_Job_: Reproduce every line of the records that follow, unchanged and in the same order.

══ Entries

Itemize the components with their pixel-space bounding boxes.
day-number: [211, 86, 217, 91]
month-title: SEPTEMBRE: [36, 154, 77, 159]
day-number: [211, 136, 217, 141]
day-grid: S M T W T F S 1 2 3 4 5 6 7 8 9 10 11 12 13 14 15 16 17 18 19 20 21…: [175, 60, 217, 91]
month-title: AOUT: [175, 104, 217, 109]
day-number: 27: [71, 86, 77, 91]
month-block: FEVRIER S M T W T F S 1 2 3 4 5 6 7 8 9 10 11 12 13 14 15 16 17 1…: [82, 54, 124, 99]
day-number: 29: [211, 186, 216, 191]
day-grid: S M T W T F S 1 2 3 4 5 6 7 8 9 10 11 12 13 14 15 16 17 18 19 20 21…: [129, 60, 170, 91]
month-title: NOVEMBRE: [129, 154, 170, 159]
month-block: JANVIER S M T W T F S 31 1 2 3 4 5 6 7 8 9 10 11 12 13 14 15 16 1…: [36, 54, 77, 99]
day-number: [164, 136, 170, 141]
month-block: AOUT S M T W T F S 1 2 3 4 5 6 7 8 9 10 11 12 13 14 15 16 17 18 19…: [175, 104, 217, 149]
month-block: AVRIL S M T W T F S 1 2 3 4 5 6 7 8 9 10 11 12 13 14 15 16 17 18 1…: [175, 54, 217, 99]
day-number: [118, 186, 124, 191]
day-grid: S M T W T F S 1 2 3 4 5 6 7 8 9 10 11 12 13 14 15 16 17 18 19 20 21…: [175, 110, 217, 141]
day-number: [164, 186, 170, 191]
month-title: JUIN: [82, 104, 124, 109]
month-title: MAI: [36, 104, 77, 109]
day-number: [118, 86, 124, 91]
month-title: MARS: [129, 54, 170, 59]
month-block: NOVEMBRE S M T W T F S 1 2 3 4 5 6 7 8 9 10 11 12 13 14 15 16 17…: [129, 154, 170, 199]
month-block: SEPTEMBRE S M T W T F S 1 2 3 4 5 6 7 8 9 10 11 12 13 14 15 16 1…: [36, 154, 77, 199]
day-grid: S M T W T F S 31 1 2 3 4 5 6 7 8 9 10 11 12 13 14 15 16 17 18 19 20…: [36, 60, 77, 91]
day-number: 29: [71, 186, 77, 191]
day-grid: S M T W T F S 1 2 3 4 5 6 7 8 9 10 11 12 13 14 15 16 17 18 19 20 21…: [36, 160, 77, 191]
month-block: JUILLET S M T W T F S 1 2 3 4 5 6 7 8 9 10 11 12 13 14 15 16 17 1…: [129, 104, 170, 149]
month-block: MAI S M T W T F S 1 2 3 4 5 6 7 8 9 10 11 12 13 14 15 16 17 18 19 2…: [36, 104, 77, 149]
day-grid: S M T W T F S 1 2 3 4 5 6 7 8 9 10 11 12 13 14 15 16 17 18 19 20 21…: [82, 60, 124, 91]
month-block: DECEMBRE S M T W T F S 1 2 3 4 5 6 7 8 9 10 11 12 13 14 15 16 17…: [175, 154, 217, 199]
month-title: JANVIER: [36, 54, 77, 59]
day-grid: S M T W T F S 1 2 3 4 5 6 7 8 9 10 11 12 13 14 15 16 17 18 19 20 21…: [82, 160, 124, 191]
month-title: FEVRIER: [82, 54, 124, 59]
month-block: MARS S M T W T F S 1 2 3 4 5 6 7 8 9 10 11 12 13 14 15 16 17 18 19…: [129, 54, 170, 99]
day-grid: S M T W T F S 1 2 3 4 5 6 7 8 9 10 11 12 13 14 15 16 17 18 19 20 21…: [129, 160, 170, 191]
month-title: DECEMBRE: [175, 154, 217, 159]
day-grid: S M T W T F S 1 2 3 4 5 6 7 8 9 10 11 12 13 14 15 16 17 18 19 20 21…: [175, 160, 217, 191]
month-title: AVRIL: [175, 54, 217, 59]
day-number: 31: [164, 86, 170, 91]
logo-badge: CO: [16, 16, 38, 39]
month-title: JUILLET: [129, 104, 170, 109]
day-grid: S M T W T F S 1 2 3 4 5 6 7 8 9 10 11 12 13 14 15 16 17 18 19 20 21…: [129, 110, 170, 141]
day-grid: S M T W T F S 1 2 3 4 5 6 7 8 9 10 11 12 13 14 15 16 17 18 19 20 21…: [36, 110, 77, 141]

════

_Answer below_:
Itemize the components with their pixel-space bounding boxes.
day-number: [211, 86, 217, 91]
month-title: SEPTEMBRE: [36, 154, 77, 159]
day-number: [211, 136, 217, 141]
day-grid: S M T W T F S 1 2 3 4 5 6 7 8 9 10 11 12 13 14 15 16 17 18 19 20 21…: [175, 60, 217, 91]
month-title: AOUT: [175, 104, 217, 109]
day-number: 27: [71, 86, 77, 91]
month-block: FEVRIER S M T W T F S 1 2 3 4 5 6 7 8 9 10 11 12 13 14 15 16 17 1…: [82, 54, 124, 99]
day-number: 29: [211, 186, 216, 191]
day-grid: S M T W T F S 1 2 3 4 5 6 7 8 9 10 11 12 13 14 15 16 17 18 19 20 21…: [129, 60, 170, 91]
month-title: NOVEMBRE: [129, 154, 170, 159]
month-block: JANVIER S M T W T F S 31 1 2 3 4 5 6 7 8 9 10 11 12 13 14 15 16 1…: [36, 54, 77, 99]
day-number: [164, 136, 170, 141]
month-block: AOUT S M T W T F S 1 2 3 4 5 6 7 8 9 10 11 12 13 14 15 16 17 18 19…: [175, 104, 217, 149]
month-block: AVRIL S M T W T F S 1 2 3 4 5 6 7 8 9 10 11 12 13 14 15 16 17 18 1…: [175, 54, 217, 99]
day-number: [118, 186, 124, 191]
day-grid: S M T W T F S 1 2 3 4 5 6 7 8 9 10 11 12 13 14 15 16 17 18 19 20 21…: [175, 110, 217, 141]
day-number: [164, 186, 170, 191]
month-title: JUIN: [82, 104, 124, 109]
month-title: MAI: [36, 104, 77, 109]
day-number: [118, 86, 124, 91]
month-title: MARS: [129, 54, 170, 59]
month-block: NOVEMBRE S M T W T F S 1 2 3 4 5 6 7 8 9 10 11 12 13 14 15 16 17…: [129, 154, 170, 199]
month-block: SEPTEMBRE S M T W T F S 1 2 3 4 5 6 7 8 9 10 11 12 13 14 15 16 1…: [36, 154, 77, 199]
day-grid: S M T W T F S 31 1 2 3 4 5 6 7 8 9 10 11 12 13 14 15 16 17 18 19 20…: [36, 60, 77, 91]
day-number: 29: [71, 186, 77, 191]
day-grid: S M T W T F S 1 2 3 4 5 6 7 8 9 10 11 12 13 14 15 16 17 18 19 20 21…: [36, 160, 77, 191]
month-block: JUILLET S M T W T F S 1 2 3 4 5 6 7 8 9 10 11 12 13 14 15 16 17 1…: [129, 104, 170, 149]
month-block: MAI S M T W T F S 1 2 3 4 5 6 7 8 9 10 11 12 13 14 15 16 17 18 19 2…: [36, 104, 77, 149]
day-grid: S M T W T F S 1 2 3 4 5 6 7 8 9 10 11 12 13 14 15 16 17 18 19 20 21…: [82, 60, 124, 91]
month-block: DECEMBRE S M T W T F S 1 2 3 4 5 6 7 8 9 10 11 12 13 14 15 16 17…: [175, 154, 217, 199]
month-title: JANVIER: [36, 54, 77, 59]
day-grid: S M T W T F S 1 2 3 4 5 6 7 8 9 10 11 12 13 14 15 16 17 18 19 20 21…: [82, 160, 124, 191]
month-title: FEVRIER: [82, 54, 124, 59]
month-block: MARS S M T W T F S 1 2 3 4 5 6 7 8 9 10 11 12 13 14 15 16 17 18 19…: [129, 54, 170, 99]
day-grid: S M T W T F S 1 2 3 4 5 6 7 8 9 10 11 12 13 14 15 16 17 18 19 20 21…: [129, 160, 170, 191]
month-title: DECEMBRE: [175, 154, 217, 159]
day-grid: S M T W T F S 1 2 3 4 5 6 7 8 9 10 11 12 13 14 15 16 17 18 19 20 21…: [175, 160, 217, 191]
month-title: AVRIL: [175, 54, 217, 59]
day-number: 31: [164, 86, 170, 91]
logo-badge: CO: [16, 16, 38, 39]
month-title: JUILLET: [129, 104, 170, 109]
day-grid: S M T W T F S 1 2 3 4 5 6 7 8 9 10 11 12 13 14 15 16 17 18 19 20 21…: [129, 110, 170, 141]
day-grid: S M T W T F S 1 2 3 4 5 6 7 8 9 10 11 12 13 14 15 16 17 18 19 20 21…: [36, 110, 77, 141]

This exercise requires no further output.